** TASK TO CARRY OUT **
Consider the records below. How many of their lines include the word "kept"? State the number and nothing else.
........
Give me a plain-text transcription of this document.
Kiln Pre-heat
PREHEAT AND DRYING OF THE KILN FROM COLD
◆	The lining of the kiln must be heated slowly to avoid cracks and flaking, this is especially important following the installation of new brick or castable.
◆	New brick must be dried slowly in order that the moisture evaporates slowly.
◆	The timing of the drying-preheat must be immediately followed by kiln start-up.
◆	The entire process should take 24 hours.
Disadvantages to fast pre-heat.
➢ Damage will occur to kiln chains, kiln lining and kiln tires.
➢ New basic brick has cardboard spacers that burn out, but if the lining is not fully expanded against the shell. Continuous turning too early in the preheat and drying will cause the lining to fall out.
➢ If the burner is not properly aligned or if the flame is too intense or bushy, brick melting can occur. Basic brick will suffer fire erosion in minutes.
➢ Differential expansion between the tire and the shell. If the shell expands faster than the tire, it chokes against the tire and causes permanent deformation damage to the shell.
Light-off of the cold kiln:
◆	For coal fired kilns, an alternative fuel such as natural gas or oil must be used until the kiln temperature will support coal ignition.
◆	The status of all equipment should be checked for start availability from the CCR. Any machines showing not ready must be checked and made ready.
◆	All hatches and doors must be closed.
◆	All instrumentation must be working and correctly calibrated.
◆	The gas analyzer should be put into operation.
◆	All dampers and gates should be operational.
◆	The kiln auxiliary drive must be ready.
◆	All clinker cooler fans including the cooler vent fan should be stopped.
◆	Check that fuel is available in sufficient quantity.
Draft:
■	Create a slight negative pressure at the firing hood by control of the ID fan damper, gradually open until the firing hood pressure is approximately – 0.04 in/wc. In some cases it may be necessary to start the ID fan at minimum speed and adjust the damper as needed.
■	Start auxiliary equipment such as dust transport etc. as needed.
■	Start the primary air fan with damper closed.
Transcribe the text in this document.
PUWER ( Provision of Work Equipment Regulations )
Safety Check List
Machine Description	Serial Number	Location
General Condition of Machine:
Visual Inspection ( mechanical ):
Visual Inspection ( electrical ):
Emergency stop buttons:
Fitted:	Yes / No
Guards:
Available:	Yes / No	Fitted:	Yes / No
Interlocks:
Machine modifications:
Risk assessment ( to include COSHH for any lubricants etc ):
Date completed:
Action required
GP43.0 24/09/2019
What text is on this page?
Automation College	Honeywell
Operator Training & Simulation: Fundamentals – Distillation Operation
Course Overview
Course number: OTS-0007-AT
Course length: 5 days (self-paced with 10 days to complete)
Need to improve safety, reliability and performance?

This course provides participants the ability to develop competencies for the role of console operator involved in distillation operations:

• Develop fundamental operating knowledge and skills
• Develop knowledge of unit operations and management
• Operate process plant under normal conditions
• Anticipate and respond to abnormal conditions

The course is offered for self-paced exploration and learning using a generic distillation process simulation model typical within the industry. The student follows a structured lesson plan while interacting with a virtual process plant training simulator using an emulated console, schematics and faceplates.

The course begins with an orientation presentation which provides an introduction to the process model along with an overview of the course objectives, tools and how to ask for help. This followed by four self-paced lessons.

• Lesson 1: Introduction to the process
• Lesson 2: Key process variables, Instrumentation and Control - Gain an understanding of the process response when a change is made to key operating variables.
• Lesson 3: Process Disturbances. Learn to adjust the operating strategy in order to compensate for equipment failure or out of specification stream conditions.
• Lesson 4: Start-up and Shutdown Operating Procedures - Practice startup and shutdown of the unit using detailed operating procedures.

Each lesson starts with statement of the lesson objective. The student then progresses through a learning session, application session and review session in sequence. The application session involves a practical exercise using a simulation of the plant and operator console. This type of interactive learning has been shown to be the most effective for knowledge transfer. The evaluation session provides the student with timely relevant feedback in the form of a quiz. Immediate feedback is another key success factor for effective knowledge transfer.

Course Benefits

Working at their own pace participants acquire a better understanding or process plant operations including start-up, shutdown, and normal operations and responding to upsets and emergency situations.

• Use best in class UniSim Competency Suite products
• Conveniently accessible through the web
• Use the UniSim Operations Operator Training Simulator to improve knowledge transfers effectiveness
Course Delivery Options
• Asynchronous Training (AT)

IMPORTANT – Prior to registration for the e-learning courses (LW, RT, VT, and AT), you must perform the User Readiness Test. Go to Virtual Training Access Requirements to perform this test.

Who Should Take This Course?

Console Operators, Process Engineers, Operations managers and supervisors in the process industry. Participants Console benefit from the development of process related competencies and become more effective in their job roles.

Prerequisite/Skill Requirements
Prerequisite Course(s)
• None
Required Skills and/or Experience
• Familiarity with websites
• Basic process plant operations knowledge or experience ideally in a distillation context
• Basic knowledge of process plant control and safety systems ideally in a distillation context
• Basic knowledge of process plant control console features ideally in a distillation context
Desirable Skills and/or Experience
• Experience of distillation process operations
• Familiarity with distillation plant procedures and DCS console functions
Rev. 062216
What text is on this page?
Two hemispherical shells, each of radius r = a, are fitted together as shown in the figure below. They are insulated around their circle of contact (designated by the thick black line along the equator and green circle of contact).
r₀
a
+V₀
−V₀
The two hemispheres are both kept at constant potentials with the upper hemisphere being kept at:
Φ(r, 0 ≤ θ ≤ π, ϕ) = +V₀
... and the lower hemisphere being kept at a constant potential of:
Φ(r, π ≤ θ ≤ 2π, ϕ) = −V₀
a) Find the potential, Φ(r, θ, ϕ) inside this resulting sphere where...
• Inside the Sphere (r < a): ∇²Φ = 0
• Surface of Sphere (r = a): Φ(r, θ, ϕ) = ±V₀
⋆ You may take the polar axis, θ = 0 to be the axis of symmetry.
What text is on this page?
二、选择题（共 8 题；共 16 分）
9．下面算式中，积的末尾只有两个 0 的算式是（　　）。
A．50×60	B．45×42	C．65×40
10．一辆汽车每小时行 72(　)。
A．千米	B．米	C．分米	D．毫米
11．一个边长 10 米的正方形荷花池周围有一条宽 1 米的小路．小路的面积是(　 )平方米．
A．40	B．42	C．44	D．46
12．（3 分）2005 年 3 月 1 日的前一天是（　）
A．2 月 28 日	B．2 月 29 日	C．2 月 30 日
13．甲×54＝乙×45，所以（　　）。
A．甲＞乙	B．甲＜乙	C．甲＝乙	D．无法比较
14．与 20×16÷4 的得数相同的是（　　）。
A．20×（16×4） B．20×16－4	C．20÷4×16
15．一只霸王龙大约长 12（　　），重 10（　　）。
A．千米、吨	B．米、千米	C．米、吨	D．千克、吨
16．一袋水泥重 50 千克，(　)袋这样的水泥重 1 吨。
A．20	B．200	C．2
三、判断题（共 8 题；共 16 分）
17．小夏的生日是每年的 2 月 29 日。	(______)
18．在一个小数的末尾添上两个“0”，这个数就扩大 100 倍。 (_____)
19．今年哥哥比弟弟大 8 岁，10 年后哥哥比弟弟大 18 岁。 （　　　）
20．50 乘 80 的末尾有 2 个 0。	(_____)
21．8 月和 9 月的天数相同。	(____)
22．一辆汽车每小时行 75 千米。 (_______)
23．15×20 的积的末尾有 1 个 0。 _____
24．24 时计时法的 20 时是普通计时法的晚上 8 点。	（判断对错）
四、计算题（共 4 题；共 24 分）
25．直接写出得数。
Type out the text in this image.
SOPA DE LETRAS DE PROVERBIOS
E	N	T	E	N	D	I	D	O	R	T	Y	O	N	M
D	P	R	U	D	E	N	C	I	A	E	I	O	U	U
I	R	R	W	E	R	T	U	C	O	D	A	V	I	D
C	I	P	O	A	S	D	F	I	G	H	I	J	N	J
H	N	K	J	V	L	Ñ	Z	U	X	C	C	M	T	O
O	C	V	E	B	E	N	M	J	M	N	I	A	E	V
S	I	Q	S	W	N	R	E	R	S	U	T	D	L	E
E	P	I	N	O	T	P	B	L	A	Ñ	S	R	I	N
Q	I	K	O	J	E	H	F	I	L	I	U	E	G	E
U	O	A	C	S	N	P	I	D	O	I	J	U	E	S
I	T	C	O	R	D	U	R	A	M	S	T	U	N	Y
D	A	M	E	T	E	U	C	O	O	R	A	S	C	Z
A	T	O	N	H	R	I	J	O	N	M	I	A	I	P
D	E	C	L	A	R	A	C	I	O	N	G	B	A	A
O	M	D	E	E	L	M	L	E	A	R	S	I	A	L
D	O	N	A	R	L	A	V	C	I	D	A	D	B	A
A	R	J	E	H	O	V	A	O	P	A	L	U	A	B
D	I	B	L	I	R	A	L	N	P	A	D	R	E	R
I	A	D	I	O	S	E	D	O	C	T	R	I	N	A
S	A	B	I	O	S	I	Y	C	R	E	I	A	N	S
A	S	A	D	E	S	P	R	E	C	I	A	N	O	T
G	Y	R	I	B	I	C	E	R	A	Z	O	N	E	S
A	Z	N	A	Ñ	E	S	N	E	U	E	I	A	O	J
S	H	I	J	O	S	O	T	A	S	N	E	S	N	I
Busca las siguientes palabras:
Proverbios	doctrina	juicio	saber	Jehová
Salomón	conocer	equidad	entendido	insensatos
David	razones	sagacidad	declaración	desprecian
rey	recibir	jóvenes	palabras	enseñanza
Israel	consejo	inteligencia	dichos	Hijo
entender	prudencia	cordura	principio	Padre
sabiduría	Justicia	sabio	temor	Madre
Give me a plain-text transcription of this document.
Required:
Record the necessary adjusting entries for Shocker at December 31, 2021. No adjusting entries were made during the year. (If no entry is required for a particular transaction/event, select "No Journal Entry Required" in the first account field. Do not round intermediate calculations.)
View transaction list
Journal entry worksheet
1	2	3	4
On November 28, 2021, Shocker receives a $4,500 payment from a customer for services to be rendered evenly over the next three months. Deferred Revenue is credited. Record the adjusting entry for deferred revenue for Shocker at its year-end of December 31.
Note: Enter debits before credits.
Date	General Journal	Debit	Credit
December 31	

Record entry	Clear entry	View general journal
........
** ANSWER TO THIS EXERCISE **
2